start Document
Closed mikejiang closed 2 years ago
Thanks so much for taking the time to put these changes together @mikejiang. As always, I really appreciate your help.
I have been testing using empty dims for the sampling gating method, but it only seems to work when the GatingSet contains no other gates - see example code below:
library(openCyto)
library(flowWorkspace)
gs <- GatingSet(GvHD[1])
#create a dummy gating function that mimic sampling method
dummy_func <- function(fr, pp_res, channels, ...)
{
n = nrow(fr)
res = rep(TRUE,n)
return (res)
}
#register it as the plugin gating method
register_plugins(dummy_func, "sample_method")
# Add a gate
gs_pop_add(
gs,
parent = "root",
gate = rectangleGate(
"FSC-H"=c(225,500),
"SSC-H"=c(15, 150),
filterId="test"
)
)
#apply it to the gs
gs_add_gating_method(
gs,
alias = "A",
parent = "root",
pop = "+",
dims = "",
gating_method = "sample_method"
)
If I run all the code below I get an error at the check we have spoken about previously
Error in .preprocess_row(this_row, strict = strict) :
+ has invalid number of dimensions: 0
However, if I don't add the test
gate to the GatingSet prior to gating everything works just fine. I will debug within openCyto
and see if I can help track down the problem.
I suspect I will encounter the same issue when I try to testing clustering gating methods as well.
end Document
start Stored data
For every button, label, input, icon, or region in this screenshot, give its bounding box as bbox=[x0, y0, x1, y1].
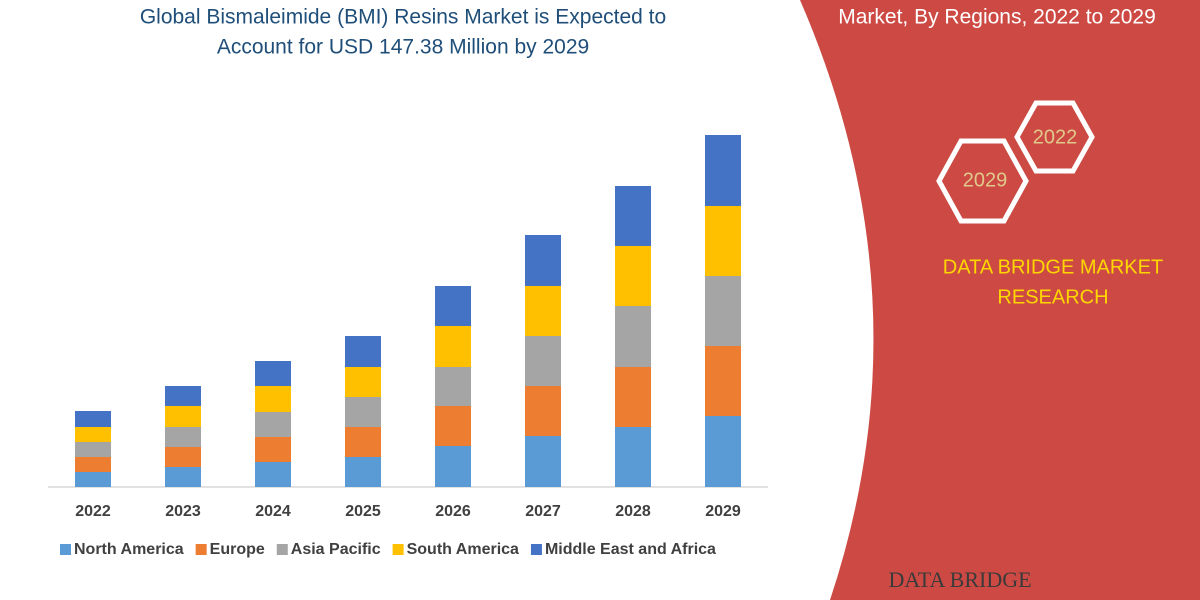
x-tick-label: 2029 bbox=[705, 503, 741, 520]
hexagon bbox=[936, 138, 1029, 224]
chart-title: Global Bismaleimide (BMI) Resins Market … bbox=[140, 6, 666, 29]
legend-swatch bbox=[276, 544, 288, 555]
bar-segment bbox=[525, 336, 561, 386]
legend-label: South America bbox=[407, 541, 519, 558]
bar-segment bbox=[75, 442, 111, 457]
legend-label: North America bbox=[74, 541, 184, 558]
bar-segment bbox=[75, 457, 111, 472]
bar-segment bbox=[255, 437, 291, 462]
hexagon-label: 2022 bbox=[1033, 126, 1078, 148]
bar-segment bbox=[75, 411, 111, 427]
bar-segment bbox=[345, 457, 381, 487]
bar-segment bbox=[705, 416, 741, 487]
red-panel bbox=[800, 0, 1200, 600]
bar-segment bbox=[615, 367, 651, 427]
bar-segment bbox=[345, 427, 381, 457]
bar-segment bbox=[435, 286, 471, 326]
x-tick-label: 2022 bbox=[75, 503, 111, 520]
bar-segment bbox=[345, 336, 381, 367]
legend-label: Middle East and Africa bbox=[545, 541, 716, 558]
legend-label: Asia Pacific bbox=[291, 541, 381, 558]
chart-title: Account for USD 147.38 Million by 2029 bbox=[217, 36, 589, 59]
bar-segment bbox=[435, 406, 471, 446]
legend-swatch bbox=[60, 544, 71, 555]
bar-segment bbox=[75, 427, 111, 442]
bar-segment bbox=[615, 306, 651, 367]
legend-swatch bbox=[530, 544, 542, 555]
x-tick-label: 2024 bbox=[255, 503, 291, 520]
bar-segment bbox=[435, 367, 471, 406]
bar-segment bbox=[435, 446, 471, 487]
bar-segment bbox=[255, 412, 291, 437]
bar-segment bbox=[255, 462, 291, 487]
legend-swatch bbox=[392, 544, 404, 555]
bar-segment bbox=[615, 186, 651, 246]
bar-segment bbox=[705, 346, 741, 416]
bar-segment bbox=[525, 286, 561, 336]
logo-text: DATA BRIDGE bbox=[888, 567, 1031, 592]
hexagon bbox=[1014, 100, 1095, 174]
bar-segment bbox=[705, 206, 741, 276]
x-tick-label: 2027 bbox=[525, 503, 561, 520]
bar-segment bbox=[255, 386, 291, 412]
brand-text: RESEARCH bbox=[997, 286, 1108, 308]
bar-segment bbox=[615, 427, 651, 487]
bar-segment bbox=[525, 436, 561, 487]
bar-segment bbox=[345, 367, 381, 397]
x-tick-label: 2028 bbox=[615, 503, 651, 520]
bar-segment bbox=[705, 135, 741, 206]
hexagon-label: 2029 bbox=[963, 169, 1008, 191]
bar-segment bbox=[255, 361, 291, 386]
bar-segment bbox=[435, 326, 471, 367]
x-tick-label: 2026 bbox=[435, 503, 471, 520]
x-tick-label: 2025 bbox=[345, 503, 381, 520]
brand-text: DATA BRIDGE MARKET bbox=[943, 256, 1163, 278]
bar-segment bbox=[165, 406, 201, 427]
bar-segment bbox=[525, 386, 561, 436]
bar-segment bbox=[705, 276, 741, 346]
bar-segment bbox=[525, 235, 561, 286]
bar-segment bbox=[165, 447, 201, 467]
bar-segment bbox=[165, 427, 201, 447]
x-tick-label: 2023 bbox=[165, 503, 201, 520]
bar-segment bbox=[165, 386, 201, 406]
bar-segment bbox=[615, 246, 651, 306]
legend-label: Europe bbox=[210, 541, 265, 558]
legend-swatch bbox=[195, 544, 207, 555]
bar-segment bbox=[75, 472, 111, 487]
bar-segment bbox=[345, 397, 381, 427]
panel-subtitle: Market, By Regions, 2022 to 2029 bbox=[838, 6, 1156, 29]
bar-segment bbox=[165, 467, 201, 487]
end Stored data
start Stored data
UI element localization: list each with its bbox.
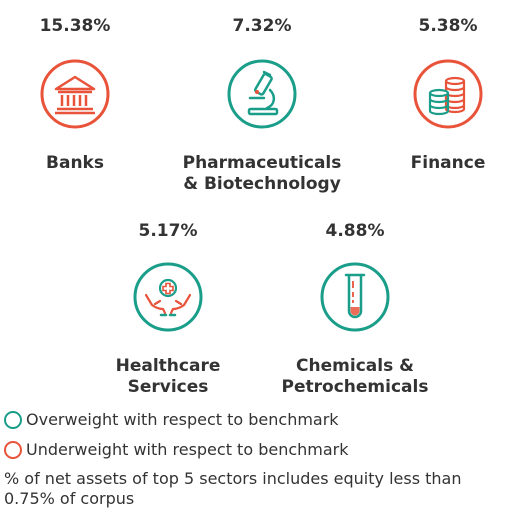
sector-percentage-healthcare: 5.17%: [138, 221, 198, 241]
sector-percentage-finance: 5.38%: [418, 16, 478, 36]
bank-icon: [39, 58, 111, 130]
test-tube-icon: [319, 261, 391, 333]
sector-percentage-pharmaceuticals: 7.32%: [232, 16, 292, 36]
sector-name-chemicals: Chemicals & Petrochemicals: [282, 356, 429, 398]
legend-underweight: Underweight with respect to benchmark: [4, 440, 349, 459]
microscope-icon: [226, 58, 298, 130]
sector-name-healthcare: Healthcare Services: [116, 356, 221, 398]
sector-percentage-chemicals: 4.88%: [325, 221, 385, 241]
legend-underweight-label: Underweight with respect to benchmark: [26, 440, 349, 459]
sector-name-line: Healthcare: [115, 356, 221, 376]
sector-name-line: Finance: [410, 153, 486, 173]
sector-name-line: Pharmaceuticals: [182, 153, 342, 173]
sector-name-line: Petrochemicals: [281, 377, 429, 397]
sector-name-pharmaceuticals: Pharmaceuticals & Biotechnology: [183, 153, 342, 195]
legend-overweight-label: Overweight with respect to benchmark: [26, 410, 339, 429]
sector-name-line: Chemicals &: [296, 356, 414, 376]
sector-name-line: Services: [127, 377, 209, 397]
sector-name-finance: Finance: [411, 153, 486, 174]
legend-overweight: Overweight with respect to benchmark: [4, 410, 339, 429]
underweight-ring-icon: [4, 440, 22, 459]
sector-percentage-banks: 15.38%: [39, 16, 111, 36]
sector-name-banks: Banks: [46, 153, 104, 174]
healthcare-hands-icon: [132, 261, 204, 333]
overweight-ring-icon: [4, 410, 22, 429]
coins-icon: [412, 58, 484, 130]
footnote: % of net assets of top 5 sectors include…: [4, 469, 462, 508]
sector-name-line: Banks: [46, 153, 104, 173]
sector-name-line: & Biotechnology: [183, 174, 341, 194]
end Stored data
▶ **Problem set**:
- a) In the openCyto issue thread, list the named arguments passed in the gs_add_gating_method call.
- b) Write the next part of the openCyto issue thread, picking up after its final sentence.

▶ **Answers for the exercise**:
- a) alias, parent, pop, dims, gating_method

- b)
OK, so the issue arises due to single line data.table
(i.e. no previous gates) converting the empty dims to "NA"
in .preprocess_csv()
:
for(col in colnames(dt))
{
if(col != "collapseDataForGating")
{
newCol <- dt[[col]]
dt[, (col):= as.character(newCol)]
}
}
This is passed to preprocess_row()
where the dim_count
check is performed:
dim_count <- length(strsplit(split = ",", dims)[[1]])
The above returns 1
when dims = "NA"
thus bypassing this check and allowing the code to proceed.
On the other hand, if there are other gates defined in the template, dims
is converted to ""
as we would expect and dim_count = 0
but this causes the dim_count
check to fail due to the restriction on allowed gating methods here:
if (!dim_count %in% c(1, 2)) {
if (!(dim_count == 0 && gm %in% c("polyFunctions", "boolGate", "refGate"))) {
stop(popName, " has invalid number of dimensions: ", dim_count)
}
}
I have pushed the fix try again
Thanks @mikejiang, looks like it the sampling gating method is working now. I will test the clustering gating method today. I will let you know if I encounter any issues.
Once these changes have been made, can I submit a new PR with the other changes that I would like to make (I will close the old PR to save me some time)?
Please review the proposed additional changes below and let me know if there are any that you don't want to make:
dims
in gh_generate_template()
.gatingTemplate()
constructor.stop.at
node in gt_gating()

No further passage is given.